Saved entries
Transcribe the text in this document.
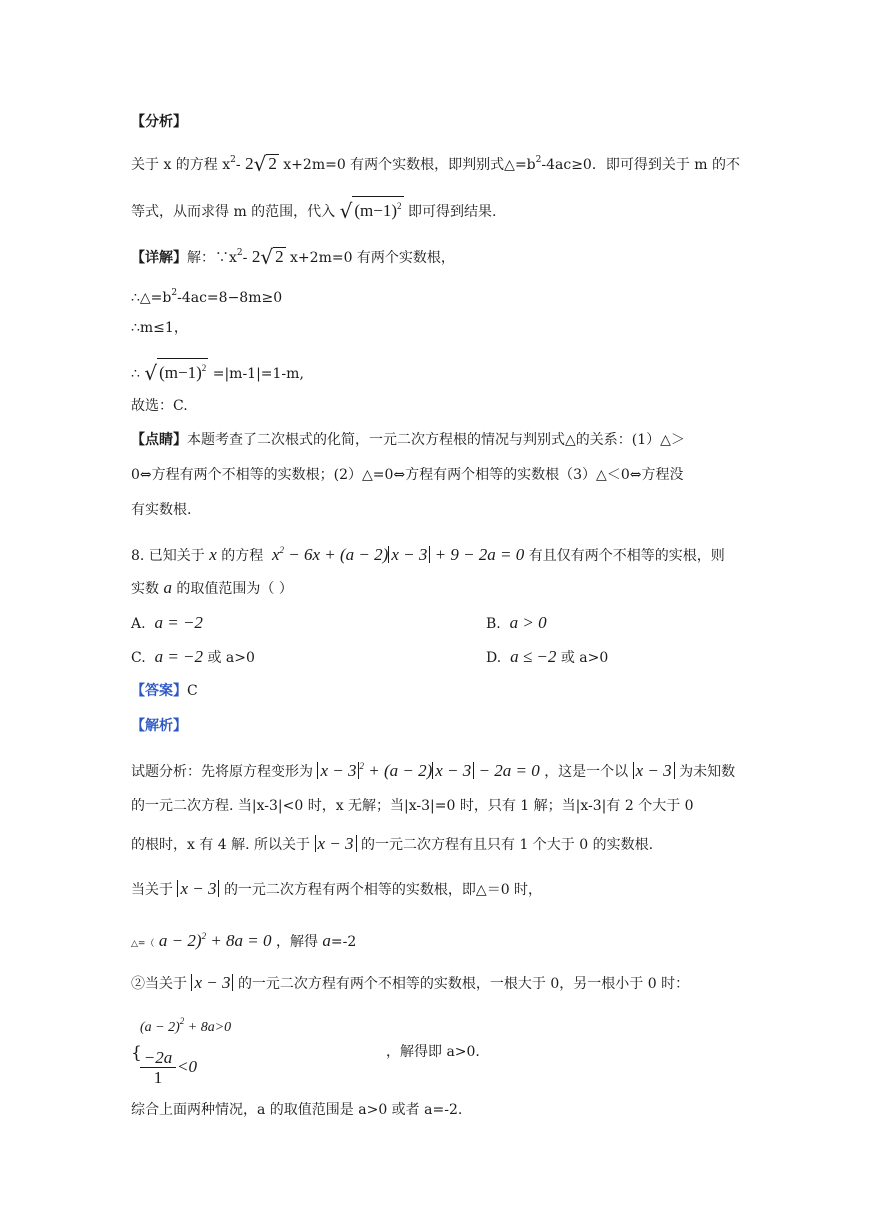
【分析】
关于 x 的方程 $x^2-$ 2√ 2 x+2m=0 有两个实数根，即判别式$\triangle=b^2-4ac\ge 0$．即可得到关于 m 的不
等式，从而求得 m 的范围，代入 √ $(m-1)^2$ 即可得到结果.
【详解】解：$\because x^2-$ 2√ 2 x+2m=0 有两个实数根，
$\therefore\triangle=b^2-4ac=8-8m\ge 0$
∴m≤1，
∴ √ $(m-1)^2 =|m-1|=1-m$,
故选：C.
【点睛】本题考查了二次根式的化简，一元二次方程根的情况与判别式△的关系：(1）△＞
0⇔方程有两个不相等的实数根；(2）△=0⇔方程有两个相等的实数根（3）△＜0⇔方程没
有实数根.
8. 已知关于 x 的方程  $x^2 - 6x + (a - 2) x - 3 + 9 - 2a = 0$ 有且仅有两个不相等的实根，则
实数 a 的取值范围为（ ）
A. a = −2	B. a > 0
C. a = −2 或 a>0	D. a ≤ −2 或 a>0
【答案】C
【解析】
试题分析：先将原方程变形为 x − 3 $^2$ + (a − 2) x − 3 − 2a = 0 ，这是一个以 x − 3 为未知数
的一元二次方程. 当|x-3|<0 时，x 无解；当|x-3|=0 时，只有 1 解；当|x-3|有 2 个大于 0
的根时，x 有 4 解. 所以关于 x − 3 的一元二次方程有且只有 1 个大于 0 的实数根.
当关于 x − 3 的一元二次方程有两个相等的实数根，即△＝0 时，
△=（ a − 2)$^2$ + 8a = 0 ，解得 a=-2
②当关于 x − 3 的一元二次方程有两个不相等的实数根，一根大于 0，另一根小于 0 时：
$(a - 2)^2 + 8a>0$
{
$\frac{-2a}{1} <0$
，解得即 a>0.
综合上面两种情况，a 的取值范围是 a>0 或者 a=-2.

What to produce: What comes back should match the records exactly, minus any pictures.

Complete response:
Transcribe the text in this document.
【分析】
关于 x 的方程 $x^2-$ 2√ 2 x+2m=0 有两个实数根，即判别式$\triangle=b^2-4ac\ge 0$．即可得到关于 m 的不
等式，从而求得 m 的范围，代入 √ $(m-1)^2$ 即可得到结果.
【详解】解：$\because x^2-$ 2√ 2 x+2m=0 有两个实数根，
$\therefore\triangle=b^2-4ac=8-8m\ge 0$
∴m≤1，
∴ √ $(m-1)^2 =|m-1|=1-m$,
故选：C.
【点睛】本题考查了二次根式的化简，一元二次方程根的情况与判别式△的关系：(1）△＞
0⇔方程有两个不相等的实数根；(2）△=0⇔方程有两个相等的实数根（3）△＜0⇔方程没
有实数根.
8. 已知关于 x 的方程  $x^2 - 6x + (a - 2) x - 3 + 9 - 2a = 0$ 有且仅有两个不相等的实根，则
实数 a 的取值范围为（ ）
A. a = −2	B. a > 0
C. a = −2 或 a>0	D. a ≤ −2 或 a>0
【答案】C
【解析】
试题分析：先将原方程变形为 x − 3 $^2$ + (a − 2) x − 3 − 2a = 0 ，这是一个以 x − 3 为未知数
的一元二次方程. 当|x-3|<0 时，x 无解；当|x-3|=0 时，只有 1 解；当|x-3|有 2 个大于 0
的根时，x 有 4 解. 所以关于 x − 3 的一元二次方程有且只有 1 个大于 0 的实数根.
当关于 x − 3 的一元二次方程有两个相等的实数根，即△＝0 时，
△=（ a − 2)$^2$ + 8a = 0 ，解得 a=-2
②当关于 x − 3 的一元二次方程有两个不相等的实数根，一根大于 0，另一根小于 0 时：
$(a - 2)^2 + 8a>0$
{
$\frac{-2a}{1} <0$
，解得即 a>0.
综合上面两种情况，a 的取值范围是 a>0 或者 a=-2.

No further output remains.